_Given information:_
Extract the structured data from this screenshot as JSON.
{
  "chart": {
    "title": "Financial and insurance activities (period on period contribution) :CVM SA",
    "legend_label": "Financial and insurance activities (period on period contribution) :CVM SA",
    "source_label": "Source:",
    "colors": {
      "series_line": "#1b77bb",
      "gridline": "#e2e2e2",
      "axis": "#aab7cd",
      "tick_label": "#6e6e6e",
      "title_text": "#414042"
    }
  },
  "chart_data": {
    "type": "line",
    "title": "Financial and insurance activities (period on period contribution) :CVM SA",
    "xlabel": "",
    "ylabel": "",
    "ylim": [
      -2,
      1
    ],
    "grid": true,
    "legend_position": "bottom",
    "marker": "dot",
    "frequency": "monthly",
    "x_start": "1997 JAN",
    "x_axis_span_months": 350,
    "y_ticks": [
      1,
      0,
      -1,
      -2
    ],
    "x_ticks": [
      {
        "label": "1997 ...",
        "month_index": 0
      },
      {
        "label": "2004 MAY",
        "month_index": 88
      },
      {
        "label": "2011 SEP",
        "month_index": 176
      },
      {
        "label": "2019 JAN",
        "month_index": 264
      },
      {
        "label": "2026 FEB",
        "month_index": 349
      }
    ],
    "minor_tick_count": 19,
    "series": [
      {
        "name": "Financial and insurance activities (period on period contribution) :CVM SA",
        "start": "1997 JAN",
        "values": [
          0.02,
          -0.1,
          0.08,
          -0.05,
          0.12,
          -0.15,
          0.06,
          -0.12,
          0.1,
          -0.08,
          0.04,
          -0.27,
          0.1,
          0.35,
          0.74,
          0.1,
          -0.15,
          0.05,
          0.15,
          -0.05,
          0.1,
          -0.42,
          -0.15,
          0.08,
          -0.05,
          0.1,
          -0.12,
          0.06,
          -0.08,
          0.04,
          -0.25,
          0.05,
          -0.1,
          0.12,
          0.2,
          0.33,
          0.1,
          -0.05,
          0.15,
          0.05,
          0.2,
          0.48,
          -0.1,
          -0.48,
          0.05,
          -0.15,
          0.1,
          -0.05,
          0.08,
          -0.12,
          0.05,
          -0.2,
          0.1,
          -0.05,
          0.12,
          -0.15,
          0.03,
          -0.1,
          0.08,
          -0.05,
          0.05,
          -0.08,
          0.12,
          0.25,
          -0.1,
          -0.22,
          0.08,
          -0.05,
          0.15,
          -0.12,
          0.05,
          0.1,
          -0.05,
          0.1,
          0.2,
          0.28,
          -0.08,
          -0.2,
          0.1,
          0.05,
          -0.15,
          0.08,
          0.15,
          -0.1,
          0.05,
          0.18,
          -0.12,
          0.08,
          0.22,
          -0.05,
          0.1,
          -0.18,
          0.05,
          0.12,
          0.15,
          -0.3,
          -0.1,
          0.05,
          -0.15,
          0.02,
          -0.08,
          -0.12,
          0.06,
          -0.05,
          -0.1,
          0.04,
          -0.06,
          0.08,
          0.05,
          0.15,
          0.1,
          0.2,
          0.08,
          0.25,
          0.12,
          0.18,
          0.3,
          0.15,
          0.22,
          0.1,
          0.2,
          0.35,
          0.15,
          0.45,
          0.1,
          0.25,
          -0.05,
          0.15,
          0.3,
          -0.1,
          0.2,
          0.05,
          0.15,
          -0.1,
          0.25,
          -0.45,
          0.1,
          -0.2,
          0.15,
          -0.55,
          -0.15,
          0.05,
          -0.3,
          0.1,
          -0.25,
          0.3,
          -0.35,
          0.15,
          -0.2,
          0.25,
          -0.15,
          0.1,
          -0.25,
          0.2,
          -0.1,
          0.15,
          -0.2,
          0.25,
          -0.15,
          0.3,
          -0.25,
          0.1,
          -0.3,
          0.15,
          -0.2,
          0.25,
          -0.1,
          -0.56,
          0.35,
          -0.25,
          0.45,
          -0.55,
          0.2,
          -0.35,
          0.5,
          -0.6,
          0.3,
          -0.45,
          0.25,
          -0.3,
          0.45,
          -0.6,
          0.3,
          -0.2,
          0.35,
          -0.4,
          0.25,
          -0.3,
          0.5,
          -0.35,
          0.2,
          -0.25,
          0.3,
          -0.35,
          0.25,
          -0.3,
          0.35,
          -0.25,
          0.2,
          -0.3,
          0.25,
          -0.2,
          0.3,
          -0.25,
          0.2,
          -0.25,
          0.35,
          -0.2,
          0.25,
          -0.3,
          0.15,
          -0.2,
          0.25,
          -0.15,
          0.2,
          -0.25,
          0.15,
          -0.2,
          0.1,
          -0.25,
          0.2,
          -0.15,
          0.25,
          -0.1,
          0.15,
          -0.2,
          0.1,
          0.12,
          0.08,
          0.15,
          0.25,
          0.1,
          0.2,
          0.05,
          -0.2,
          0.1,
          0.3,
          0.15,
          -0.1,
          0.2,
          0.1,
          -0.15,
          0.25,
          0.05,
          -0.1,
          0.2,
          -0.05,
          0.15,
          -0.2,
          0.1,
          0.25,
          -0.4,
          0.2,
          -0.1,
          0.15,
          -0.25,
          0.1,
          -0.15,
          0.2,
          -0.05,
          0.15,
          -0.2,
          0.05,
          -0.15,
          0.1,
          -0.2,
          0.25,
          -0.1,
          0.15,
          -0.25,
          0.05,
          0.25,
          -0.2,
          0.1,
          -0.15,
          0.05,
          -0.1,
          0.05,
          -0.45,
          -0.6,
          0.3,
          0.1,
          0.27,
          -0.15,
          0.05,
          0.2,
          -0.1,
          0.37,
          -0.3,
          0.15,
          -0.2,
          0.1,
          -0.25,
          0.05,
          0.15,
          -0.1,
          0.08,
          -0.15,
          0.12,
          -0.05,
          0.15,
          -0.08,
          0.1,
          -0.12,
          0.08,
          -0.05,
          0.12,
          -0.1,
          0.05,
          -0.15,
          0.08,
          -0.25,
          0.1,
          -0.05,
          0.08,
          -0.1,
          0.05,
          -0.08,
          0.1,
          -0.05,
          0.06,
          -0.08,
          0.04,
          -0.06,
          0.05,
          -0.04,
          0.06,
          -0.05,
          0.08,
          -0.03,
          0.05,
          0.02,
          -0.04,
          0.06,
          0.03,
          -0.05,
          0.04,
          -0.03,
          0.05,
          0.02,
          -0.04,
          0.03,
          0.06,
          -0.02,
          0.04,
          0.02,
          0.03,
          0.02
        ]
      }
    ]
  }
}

_What to work on:_
The records above are to be copied in full, exactly as written.

_Right answer:_
Extract the structured data from this screenshot as JSON.
{
  "chart": {
    "title": "Financial and insurance activities (period on period contribution) :CVM SA",
    "legend_label": "Financial and insurance activities (period on period contribution) :CVM SA",
    "source_label": "Source:",
    "colors": {
      "series_line": "#1b77bb",
      "gridline": "#e2e2e2",
      "axis": "#aab7cd",
      "tick_label": "#6e6e6e",
      "title_text": "#414042"
    }
  },
  "chart_data": {
    "type": "line",
    "title": "Financial and insurance activities (period on period contribution) :CVM SA",
    "xlabel": "",
    "ylabel": "",
    "ylim": [
      -2,
      1
    ],
    "grid": true,
    "legend_position": "bottom",
    "marker": "dot",
    "frequency": "monthly",
    "x_start": "1997 JAN",
    "x_axis_span_months": 350,
    "y_ticks": [
      1,
      0,
      -1,
      -2
    ],
    "x_ticks": [
      {
        "label": "1997 ...",
        "month_index": 0
      },
      {
        "label": "2004 MAY",
        "month_index": 88
      },
      {
        "label": "2011 SEP",
        "month_index": 176
      },
      {
        "label": "2019 JAN",
        "month_index": 264
      },
      {
        "label": "2026 FEB",
        "month_index": 349
      }
    ],
    "minor_tick_count": 19,
    "series": [
      {
        "name": "Financial and insurance activities (period on period contribution) :CVM SA",
        "start": "1997 JAN",
        "values": [
          0.02,
          -0.1,
          0.08,
          -0.05,
          0.12,
          -0.15,
          0.06,
          -0.12,
          0.1,
          -0.08,
          0.04,
          -0.27,
          0.1,
          0.35,
          0.74,
          0.1,
          -0.15,
          0.05,
          0.15,
          -0.05,
          0.1,
          -0.42,
          -0.15,
          0.08,
          -0.05,
          0.1,
          -0.12,
          0.06,
          -0.08,
          0.04,
          -0.25,
          0.05,
          -0.1,
          0.12,
          0.2,
          0.33,
          0.1,
          -0.05,
          0.15,
          0.05,
          0.2,
          0.48,
          -0.1,
          -0.48,
          0.05,
          -0.15,
          0.1,
          -0.05,
          0.08,
          -0.12,
          0.05,
          -0.2,
          0.1,
          -0.05,
          0.12,
          -0.15,
          0.03,
          -0.1,
          0.08,
          -0.05,
          0.05,
          -0.08,
          0.12,
          0.25,
          -0.1,
          -0.22,
          0.08,
          -0.05,
          0.15,
          -0.12,
          0.05,
          0.1,
          -0.05,
          0.1,
          0.2,
          0.28,
          -0.08,
          -0.2,
          0.1,
          0.05,
          -0.15,
          0.08,
          0.15,
          -0.1,
          0.05,
          0.18,
          -0.12,
          0.08,
          0.22,
          -0.05,
          0.1,
          -0.18,
          0.05,
          0.12,
          0.15,
          -0.3,
          -0.1,
          0.05,
          -0.15,
          0.02,
          -0.08,
          -0.12,
          0.06,
          -0.05,
          -0.1,
          0.04,
          -0.06,
          0.08,
          0.05,
          0.15,
          0.1,
          0.2,
          0.08,
          0.25,
          0.12,
          0.18,
          0.3,
          0.15,
          0.22,
          0.1,
          0.2,
          0.35,
          0.15,
          0.45,
          0.1,
          0.25,
          -0.05,
          0.15,
          0.3,
          -0.1,
          0.2,
          0.05,
          0.15,
          -0.1,
          0.25,
          -0.45,
          0.1,
          -0.2,
          0.15,
          -0.55,
          -0.15,
          0.05,
          -0.3,
          0.1,
          -0.25,
          0.3,
          -0.35,
          0.15,
          -0.2,
          0.25,
          -0.15,
          0.1,
          -0.25,
          0.2,
          -0.1,
          0.15,
          -0.2,
          0.25,
          -0.15,
          0.3,
          -0.25,
          0.1,
          -0.3,
          0.15,
          -0.2,
          0.25,
          -0.1,
          -0.56,
          0.35,
          -0.25,
          0.45,
          -0.55,
          0.2,
          -0.35,
          0.5,
          -0.6,
          0.3,
          -0.45,
          0.25,
          -0.3,
          0.45,
          -0.6,
          0.3,
          -0.2,
          0.35,
          -0.4,
          0.25,
          -0.3,
          0.5,
          -0.35,
          0.2,
          -0.25,
          0.3,
          -0.35,
          0.25,
          -0.3,
          0.35,
          -0.25,
          0.2,
          -0.3,
          0.25,
          -0.2,
          0.3,
          -0.25,
          0.2,
          -0.25,
          0.35,
          -0.2,
          0.25,
          -0.3,
          0.15,
          -0.2,
          0.25,
          -0.15,
          0.2,
          -0.25,
          0.15,
          -0.2,
          0.1,
          -0.25,
          0.2,
          -0.15,
          0.25,
          -0.1,
          0.15,
          -0.2,
          0.1,
          0.12,
          0.08,
          0.15,
          0.25,
          0.1,
          0.2,
          0.05,
          -0.2,
          0.1,
          0.3,
          0.15,
          -0.1,
          0.2,
          0.1,
          -0.15,
          0.25,
          0.05,
          -0.1,
          0.2,
          -0.05,
          0.15,
          -0.2,
          0.1,
          0.25,
          -0.4,
          0.2,
          -0.1,
          0.15,
          -0.25,
          0.1,
          -0.15,
          0.2,
          -0.05,
          0.15,
          -0.2,
          0.05,
          -0.15,
          0.1,
          -0.2,
          0.25,
          -0.1,
          0.15,
          -0.25,
          0.05,
          0.25,
          -0.2,
          0.1,
          -0.15,
          0.05,
          -0.1,
          0.05,
          -0.45,
          -0.6,
          0.3,
          0.1,
          0.27,
          -0.15,
          0.05,
          0.2,
          -0.1,
          0.37,
          -0.3,
          0.15,
          -0.2,
          0.1,
          -0.25,
          0.05,
          0.15,
          -0.1,
          0.08,
          -0.15,
          0.12,
          -0.05,
          0.15,
          -0.08,
          0.1,
          -0.12,
          0.08,
          -0.05,
          0.12,
          -0.1,
          0.05,
          -0.15,
          0.08,
          -0.25,
          0.1,
          -0.05,
          0.08,
          -0.1,
          0.05,
          -0.08,
          0.1,
          -0.05,
          0.06,
          -0.08,
          0.04,
          -0.06,
          0.05,
          -0.04,
          0.06,
          -0.05,
          0.08,
          -0.03,
          0.05,
          0.02,
          -0.04,
          0.06,
          0.03,
          -0.05,
          0.04,
          -0.03,
          0.05,
          0.02,
          -0.04,
          0.03,
          0.06,
          -0.02,
          0.04,
          0.02,
          0.03,
          0.02
        ]
      }
    ]
  }
}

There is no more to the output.